Required task: Note how many lines contain "under" and give that number, with nothing else.

Data entries:
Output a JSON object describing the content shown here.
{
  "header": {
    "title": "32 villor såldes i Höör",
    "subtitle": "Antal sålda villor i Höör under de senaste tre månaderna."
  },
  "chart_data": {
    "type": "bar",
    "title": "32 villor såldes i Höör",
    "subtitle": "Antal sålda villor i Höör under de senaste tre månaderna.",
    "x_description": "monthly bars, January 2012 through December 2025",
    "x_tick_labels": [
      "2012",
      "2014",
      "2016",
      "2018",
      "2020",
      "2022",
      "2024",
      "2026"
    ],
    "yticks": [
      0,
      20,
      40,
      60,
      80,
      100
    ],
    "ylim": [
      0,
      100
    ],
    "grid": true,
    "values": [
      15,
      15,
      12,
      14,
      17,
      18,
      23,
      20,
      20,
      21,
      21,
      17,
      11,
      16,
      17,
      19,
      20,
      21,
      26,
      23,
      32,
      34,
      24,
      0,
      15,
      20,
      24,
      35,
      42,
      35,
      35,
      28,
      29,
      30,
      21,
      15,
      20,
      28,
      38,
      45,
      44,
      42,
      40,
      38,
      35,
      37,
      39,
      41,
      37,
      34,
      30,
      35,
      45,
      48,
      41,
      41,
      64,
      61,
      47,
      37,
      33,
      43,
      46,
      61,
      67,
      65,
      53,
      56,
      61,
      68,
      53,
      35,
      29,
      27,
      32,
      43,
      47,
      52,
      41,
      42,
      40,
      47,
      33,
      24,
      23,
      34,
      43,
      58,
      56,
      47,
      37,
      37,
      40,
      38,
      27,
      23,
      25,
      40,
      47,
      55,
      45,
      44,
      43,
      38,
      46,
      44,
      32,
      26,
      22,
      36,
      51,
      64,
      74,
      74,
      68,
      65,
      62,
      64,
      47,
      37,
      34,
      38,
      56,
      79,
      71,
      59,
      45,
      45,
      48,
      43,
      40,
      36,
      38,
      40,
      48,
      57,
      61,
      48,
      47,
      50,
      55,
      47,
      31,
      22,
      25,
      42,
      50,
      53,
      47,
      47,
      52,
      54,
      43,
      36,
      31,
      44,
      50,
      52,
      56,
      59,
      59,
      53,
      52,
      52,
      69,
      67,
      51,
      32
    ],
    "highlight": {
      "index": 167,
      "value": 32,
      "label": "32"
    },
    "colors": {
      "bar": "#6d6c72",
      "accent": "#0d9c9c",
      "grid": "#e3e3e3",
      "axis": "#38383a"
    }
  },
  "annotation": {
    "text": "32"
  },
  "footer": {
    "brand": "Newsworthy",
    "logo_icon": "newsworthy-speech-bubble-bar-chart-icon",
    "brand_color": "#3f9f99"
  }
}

==

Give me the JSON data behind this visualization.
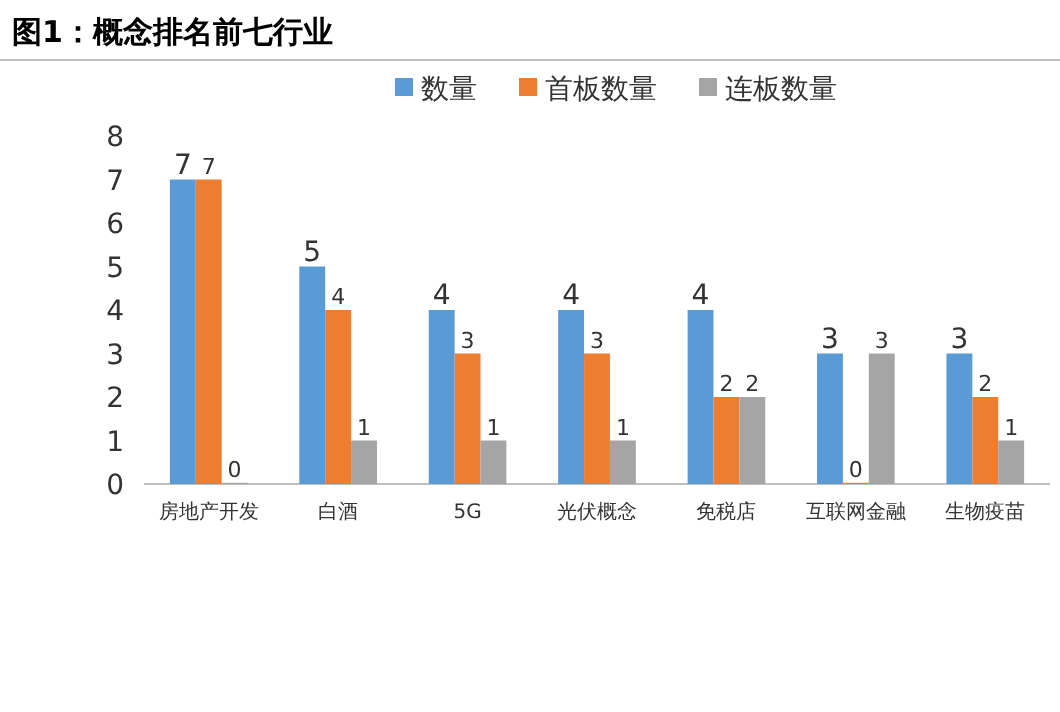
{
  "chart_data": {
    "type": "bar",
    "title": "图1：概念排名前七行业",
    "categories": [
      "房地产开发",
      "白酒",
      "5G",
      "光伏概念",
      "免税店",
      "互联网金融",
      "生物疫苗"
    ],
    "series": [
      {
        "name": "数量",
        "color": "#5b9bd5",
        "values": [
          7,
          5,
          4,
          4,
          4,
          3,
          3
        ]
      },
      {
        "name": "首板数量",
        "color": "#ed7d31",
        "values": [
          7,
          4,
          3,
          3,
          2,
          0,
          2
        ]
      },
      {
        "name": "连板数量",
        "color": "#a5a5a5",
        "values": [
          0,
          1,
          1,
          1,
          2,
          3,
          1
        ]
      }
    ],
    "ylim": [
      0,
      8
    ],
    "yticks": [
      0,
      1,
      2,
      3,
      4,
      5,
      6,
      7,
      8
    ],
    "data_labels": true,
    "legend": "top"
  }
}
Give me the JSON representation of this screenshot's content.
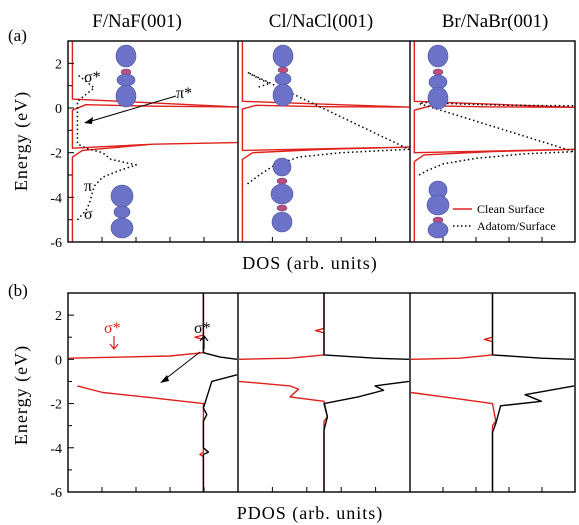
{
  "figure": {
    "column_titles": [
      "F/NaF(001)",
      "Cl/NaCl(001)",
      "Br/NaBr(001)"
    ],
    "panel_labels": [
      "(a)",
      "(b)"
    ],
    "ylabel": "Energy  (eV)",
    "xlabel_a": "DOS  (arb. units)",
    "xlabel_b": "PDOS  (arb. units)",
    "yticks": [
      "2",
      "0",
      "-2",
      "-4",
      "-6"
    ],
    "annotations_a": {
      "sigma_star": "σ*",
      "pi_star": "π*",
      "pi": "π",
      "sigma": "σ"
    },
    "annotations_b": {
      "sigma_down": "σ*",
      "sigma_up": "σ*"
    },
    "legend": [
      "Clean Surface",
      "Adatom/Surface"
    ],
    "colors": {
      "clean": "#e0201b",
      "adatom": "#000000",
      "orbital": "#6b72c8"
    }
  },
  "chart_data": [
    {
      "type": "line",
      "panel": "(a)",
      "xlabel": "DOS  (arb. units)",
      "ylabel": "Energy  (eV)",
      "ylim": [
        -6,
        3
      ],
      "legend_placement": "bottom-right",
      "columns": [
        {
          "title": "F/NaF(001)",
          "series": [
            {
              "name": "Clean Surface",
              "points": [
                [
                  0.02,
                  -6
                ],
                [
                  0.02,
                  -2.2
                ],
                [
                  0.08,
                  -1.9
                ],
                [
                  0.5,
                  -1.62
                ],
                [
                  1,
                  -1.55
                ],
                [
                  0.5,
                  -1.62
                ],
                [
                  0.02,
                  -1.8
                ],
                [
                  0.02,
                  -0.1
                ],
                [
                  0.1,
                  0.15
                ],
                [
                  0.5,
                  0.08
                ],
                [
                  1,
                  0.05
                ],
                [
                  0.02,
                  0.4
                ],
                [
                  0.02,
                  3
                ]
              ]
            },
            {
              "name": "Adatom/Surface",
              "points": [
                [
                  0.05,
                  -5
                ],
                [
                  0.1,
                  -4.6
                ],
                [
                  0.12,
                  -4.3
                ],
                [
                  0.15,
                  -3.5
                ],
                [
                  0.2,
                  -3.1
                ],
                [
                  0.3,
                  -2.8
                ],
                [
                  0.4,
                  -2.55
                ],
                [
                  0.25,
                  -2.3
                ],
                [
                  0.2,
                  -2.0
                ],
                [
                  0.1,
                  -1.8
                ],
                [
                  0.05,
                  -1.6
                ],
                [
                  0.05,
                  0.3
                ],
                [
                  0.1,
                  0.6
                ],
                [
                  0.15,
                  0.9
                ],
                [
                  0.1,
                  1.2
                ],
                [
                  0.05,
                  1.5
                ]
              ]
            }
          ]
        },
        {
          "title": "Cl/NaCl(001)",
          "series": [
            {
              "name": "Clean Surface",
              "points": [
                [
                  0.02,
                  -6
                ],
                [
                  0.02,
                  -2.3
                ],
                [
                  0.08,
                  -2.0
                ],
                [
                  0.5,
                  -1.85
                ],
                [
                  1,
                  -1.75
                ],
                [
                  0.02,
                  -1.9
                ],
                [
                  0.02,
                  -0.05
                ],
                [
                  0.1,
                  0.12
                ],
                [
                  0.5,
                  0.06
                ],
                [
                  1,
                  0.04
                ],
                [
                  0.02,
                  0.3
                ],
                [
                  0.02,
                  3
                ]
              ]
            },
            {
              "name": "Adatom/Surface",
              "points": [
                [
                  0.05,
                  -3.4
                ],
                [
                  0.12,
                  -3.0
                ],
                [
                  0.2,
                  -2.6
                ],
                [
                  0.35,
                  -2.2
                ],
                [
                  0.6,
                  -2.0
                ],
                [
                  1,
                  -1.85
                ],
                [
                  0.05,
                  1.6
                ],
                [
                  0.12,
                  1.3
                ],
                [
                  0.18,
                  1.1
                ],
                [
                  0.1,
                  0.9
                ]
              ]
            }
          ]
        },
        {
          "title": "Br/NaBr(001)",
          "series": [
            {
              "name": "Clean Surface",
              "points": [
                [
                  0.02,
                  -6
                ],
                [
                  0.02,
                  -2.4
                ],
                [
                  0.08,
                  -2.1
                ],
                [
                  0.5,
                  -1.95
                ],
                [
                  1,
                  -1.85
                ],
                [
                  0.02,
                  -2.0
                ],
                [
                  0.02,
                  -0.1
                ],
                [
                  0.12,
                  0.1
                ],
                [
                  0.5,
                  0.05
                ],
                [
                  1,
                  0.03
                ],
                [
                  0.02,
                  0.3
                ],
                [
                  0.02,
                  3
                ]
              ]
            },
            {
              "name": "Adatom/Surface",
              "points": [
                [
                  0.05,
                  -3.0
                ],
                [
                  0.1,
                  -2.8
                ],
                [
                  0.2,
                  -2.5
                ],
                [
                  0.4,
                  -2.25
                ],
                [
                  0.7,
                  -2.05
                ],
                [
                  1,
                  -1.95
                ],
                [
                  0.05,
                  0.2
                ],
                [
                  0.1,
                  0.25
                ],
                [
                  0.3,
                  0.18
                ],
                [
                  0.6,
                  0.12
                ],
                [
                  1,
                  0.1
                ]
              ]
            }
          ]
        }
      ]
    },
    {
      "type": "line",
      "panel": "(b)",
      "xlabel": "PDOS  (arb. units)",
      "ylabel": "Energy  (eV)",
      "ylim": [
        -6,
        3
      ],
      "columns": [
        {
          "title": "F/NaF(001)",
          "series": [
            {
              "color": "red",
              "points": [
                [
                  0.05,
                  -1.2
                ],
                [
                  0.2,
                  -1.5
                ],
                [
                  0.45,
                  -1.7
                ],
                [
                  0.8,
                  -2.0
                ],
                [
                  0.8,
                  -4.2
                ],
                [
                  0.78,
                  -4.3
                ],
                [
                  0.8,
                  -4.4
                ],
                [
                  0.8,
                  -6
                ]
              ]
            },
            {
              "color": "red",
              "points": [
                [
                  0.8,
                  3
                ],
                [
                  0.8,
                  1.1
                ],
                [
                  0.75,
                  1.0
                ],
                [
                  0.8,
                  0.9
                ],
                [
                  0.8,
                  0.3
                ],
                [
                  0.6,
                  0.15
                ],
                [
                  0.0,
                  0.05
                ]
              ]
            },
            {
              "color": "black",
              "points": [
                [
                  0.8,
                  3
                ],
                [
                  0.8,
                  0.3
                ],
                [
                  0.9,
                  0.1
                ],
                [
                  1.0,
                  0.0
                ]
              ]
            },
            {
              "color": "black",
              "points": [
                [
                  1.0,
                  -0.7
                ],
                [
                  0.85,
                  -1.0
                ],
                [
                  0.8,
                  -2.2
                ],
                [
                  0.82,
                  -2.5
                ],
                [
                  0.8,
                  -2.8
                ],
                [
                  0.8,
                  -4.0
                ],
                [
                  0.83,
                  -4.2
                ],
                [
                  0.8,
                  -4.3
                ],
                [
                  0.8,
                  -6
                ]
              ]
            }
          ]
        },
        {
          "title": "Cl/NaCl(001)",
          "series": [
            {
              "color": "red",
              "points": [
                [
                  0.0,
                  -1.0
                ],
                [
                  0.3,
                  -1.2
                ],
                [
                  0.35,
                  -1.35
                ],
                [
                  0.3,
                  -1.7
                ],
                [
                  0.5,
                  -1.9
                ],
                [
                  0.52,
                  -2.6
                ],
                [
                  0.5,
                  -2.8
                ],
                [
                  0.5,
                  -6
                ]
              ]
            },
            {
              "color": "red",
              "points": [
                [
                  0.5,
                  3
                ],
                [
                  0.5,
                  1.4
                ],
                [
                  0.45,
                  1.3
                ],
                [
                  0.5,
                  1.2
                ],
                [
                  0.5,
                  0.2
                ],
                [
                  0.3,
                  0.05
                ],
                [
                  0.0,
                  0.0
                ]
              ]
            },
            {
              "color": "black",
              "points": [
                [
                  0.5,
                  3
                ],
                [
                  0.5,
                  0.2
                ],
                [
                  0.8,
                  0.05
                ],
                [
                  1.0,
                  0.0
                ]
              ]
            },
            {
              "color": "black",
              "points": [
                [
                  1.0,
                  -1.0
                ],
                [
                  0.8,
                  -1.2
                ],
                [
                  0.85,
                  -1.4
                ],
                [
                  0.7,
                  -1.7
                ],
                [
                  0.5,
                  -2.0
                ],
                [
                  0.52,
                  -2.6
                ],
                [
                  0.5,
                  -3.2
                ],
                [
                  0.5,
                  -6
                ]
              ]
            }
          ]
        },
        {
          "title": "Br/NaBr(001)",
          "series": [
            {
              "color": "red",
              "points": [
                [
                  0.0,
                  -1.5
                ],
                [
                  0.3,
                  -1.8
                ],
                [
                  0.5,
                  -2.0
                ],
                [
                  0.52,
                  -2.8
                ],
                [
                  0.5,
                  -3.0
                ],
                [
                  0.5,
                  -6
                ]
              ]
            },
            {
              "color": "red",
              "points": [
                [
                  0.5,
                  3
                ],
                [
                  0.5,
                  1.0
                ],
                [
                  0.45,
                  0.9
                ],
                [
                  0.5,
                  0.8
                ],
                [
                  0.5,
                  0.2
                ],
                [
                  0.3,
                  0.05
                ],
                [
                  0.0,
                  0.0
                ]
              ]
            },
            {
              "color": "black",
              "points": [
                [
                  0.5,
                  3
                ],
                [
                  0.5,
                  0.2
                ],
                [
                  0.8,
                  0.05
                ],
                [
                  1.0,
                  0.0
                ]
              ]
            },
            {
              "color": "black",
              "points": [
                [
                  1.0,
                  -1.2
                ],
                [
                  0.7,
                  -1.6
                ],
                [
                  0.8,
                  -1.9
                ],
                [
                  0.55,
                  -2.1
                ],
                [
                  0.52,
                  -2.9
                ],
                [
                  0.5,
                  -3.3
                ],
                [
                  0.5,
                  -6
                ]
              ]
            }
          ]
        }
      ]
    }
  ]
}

Exercise answer: 2